■ **Work to be completed**
Answer with a single number: the count of lines that include the string "JSON".

■ **Material for the task**
-=-=-=-=-

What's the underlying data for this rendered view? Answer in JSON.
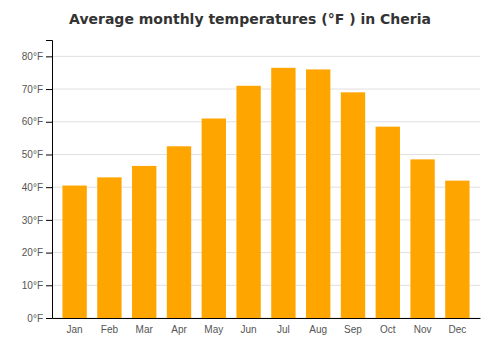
{
  "chart_data": {
    "type": "bar",
    "title": "Average monthly temperatures (°F ) in Cheria",
    "categories": [
      "Jan",
      "Feb",
      "Mar",
      "Apr",
      "May",
      "Jun",
      "Jul",
      "Aug",
      "Sep",
      "Oct",
      "Nov",
      "Dec"
    ],
    "values": [
      40.5,
      43.0,
      46.5,
      52.5,
      61.0,
      71.0,
      76.5,
      76.0,
      69.0,
      58.5,
      48.5,
      42.0
    ],
    "color": "#FFA500",
    "ylim": [
      0,
      85
    ],
    "yticks": [
      {
        "value": 0,
        "label": "0°F"
      },
      {
        "value": 10,
        "label": "10°F"
      },
      {
        "value": 20,
        "label": "20°F"
      },
      {
        "value": 30,
        "label": "30°F"
      },
      {
        "value": 40,
        "label": "40°F"
      },
      {
        "value": 50,
        "label": "50°F"
      },
      {
        "value": 60,
        "label": "60°F"
      },
      {
        "value": 70,
        "label": "70°F"
      },
      {
        "value": 80,
        "label": "80°F"
      }
    ],
    "grid": true
  }
}
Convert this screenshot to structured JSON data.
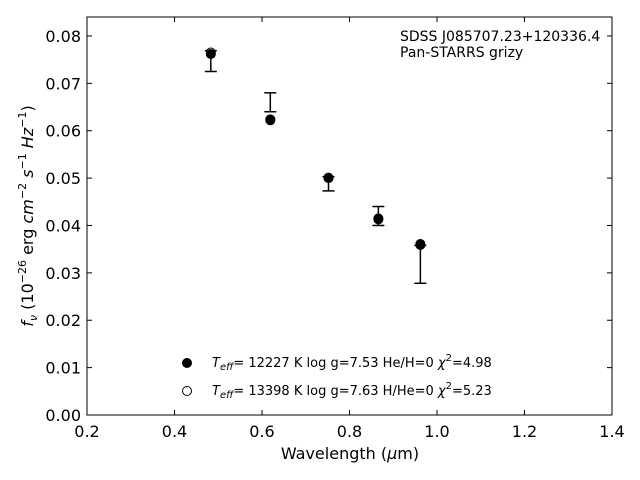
{
  "chart_data": {
    "type": "scatter",
    "xlabel_prefix": "Wavelength (",
    "xlabel_mu": "μ",
    "xlabel_suffix": "m)",
    "ylabel_f": "f",
    "ylabel_nu": "ν",
    "ylabel_open": " (10",
    "ylabel_exp1": "−26",
    "ylabel_erg": " erg ",
    "ylabel_cm": "cm",
    "ylabel_exp2": "−2",
    "ylabel_s": " s",
    "ylabel_exp3": "−1",
    "ylabel_hz": " Hz",
    "ylabel_exp4": "−1",
    "ylabel_close": ")",
    "xlim": [
      0.2,
      1.4
    ],
    "ylim": [
      0.0,
      0.084
    ],
    "xticks": [
      0.2,
      0.4,
      0.6,
      0.8,
      1.0,
      1.2,
      1.4
    ],
    "xtick_labels": [
      "0.2",
      "0.4",
      "0.6",
      "0.8",
      "1.0",
      "1.2",
      "1.4"
    ],
    "yticks": [
      0.0,
      0.01,
      0.02,
      0.03,
      0.04,
      0.05,
      0.06,
      0.07,
      0.08
    ],
    "ytick_labels": [
      "0.00",
      "0.01",
      "0.02",
      "0.03",
      "0.04",
      "0.05",
      "0.06",
      "0.07",
      "0.08"
    ],
    "annotation_line1": "SDSS J085707.23+120336.4",
    "annotation_line2": "Pan-STARRS grizy",
    "observed": [
      {
        "x": 0.483,
        "y": 0.0747,
        "err_low": 0.0022,
        "err_high": 0.0022
      },
      {
        "x": 0.619,
        "y": 0.066,
        "err_low": 0.002,
        "err_high": 0.002
      },
      {
        "x": 0.752,
        "y": 0.0488,
        "err_low": 0.0015,
        "err_high": 0.0015
      },
      {
        "x": 0.866,
        "y": 0.042,
        "err_low": 0.002,
        "err_high": 0.002
      },
      {
        "x": 0.962,
        "y": 0.0318,
        "err_low": 0.004,
        "err_high": 0.004
      }
    ],
    "series": [
      {
        "marker": "filled",
        "legend_teff": "T",
        "legend_teff_sub": "eff",
        "legend_rest": "= 12227 K  log g=7.53  He/H=0  ",
        "legend_chi": "χ",
        "legend_chi_sup": "2",
        "legend_chi_val": "=4.98",
        "points": [
          {
            "x": 0.483,
            "y": 0.0762
          },
          {
            "x": 0.619,
            "y": 0.0622
          },
          {
            "x": 0.752,
            "y": 0.05
          },
          {
            "x": 0.866,
            "y": 0.0413
          },
          {
            "x": 0.962,
            "y": 0.0359
          }
        ]
      },
      {
        "marker": "open",
        "legend_teff": "T",
        "legend_teff_sub": "eff",
        "legend_rest": "= 13398 K  log g=7.63  H/He=0  ",
        "legend_chi": "χ",
        "legend_chi_sup": "2",
        "legend_chi_val": "=5.23",
        "points": [
          {
            "x": 0.483,
            "y": 0.0765
          },
          {
            "x": 0.619,
            "y": 0.0624
          },
          {
            "x": 0.752,
            "y": 0.0501
          },
          {
            "x": 0.866,
            "y": 0.0415
          },
          {
            "x": 0.962,
            "y": 0.0361
          }
        ]
      }
    ]
  }
}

-=-=-=-=-

■ **Problem solution**
2